◆ WORKING DATA ◆
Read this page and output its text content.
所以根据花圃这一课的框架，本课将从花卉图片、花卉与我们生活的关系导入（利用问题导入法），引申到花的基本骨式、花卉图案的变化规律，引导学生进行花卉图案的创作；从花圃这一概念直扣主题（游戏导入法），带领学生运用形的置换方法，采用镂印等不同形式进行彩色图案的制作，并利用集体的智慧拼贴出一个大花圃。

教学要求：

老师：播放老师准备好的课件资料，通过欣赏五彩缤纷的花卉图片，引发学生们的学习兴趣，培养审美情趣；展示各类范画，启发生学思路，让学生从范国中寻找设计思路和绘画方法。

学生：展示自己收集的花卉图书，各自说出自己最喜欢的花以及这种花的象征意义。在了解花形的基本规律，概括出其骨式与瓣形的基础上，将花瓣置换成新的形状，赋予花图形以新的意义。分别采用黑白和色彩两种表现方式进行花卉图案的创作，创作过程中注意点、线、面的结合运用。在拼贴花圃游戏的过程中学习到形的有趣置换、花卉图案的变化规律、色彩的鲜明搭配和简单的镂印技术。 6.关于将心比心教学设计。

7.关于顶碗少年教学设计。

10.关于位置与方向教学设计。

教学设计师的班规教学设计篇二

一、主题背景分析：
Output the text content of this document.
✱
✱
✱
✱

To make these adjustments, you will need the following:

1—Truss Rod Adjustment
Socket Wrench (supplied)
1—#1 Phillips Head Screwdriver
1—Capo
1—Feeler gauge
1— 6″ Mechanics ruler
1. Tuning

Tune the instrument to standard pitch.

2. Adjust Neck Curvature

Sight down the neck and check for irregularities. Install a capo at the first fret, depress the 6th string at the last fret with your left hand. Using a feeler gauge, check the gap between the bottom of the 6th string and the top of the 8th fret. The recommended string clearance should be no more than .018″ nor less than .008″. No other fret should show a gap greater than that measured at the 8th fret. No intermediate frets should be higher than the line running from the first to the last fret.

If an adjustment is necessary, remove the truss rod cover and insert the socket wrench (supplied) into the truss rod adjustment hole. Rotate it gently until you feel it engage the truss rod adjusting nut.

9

---

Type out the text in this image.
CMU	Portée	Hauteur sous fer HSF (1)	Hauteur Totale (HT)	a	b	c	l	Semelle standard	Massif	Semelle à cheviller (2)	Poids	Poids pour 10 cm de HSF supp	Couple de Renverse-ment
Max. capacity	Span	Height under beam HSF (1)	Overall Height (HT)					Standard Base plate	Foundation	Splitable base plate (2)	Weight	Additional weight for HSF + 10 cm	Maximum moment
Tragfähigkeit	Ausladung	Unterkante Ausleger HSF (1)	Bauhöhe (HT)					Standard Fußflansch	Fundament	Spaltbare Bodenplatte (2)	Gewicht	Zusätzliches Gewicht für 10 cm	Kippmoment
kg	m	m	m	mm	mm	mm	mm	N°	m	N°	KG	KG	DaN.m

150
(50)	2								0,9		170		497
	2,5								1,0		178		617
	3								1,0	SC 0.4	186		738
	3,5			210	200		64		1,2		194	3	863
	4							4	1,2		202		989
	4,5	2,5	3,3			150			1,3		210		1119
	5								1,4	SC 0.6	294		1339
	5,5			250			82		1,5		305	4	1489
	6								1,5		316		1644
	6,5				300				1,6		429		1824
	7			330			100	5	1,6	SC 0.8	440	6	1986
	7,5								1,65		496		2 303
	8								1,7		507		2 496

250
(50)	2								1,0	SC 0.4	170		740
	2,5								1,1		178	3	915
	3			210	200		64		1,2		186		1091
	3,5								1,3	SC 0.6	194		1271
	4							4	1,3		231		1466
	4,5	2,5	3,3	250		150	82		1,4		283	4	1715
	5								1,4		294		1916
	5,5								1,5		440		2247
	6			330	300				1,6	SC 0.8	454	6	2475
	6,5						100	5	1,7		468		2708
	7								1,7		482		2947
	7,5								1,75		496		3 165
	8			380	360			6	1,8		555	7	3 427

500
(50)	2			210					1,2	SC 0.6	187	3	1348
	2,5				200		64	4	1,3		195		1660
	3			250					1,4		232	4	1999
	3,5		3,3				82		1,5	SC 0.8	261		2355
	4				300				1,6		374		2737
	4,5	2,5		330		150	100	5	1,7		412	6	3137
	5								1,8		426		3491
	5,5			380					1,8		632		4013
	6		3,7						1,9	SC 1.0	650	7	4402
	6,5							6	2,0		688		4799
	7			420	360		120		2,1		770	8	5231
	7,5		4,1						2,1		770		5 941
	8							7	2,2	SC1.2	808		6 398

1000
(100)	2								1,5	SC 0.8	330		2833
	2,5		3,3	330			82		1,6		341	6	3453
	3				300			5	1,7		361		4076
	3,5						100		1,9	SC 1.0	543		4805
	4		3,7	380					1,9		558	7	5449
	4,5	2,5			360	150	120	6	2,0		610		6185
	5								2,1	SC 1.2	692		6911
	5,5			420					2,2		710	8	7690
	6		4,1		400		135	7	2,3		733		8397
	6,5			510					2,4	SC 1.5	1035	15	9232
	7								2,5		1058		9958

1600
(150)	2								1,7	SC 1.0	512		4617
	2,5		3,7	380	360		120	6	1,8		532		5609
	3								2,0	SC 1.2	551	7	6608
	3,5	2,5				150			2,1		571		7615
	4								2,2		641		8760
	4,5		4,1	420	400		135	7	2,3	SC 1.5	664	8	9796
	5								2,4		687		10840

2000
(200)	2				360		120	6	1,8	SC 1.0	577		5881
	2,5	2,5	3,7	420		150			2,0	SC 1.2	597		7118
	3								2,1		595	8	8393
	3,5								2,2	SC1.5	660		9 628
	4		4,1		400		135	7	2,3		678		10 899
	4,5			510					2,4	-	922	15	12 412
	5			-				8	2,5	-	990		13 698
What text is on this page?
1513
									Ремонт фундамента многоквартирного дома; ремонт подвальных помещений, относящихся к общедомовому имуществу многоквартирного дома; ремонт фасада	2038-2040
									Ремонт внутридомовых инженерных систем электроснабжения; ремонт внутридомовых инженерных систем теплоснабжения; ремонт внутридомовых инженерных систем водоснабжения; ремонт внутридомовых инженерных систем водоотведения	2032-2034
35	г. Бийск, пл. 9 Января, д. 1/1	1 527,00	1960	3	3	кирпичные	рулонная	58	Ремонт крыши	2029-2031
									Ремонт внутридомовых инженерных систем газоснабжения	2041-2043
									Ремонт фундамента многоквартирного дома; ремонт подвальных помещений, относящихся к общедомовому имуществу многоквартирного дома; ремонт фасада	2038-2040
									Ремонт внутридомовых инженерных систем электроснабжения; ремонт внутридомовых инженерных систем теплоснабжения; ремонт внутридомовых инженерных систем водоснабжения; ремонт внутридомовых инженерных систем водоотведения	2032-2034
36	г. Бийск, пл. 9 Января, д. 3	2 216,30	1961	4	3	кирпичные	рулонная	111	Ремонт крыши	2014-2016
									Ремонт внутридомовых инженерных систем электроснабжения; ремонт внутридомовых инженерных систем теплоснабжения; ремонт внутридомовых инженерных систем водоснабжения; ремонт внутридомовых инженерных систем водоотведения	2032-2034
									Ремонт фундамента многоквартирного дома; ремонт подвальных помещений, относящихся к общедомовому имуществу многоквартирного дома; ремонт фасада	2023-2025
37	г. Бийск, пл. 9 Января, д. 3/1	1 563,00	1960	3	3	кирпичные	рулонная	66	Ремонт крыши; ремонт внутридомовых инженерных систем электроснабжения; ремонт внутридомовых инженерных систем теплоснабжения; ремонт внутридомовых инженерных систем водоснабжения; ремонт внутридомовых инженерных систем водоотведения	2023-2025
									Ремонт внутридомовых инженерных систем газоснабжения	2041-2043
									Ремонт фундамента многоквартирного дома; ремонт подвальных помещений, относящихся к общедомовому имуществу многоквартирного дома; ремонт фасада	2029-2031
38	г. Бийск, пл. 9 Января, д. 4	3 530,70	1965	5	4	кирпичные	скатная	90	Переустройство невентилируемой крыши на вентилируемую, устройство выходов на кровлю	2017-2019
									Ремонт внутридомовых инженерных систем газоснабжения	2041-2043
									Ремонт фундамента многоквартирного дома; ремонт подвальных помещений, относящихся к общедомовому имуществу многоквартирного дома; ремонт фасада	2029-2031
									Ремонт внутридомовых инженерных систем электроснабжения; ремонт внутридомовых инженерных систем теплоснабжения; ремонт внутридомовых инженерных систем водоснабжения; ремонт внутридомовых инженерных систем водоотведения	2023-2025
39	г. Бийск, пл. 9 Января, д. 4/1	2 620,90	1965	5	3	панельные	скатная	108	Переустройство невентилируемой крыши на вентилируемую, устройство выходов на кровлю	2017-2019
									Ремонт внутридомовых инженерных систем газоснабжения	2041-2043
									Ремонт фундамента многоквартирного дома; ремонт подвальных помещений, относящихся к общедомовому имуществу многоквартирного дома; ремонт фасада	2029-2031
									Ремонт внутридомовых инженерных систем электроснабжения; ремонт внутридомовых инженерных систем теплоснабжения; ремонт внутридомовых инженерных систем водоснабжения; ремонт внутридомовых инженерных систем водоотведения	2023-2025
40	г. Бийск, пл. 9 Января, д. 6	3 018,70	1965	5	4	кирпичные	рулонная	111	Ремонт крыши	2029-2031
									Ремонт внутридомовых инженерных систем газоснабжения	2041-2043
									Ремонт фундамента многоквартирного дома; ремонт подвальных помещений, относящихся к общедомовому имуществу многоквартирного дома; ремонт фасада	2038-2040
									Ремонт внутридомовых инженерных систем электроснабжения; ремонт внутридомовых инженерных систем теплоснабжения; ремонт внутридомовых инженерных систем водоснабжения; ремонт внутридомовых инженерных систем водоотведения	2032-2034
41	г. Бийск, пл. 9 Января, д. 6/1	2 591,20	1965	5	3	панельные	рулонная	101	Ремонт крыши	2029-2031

◆ PROMPT ◆
Each line in the material either holds the string "text" or does not. State how many do, and nothing else.

◆ EXPECTED ANSWER ◆
4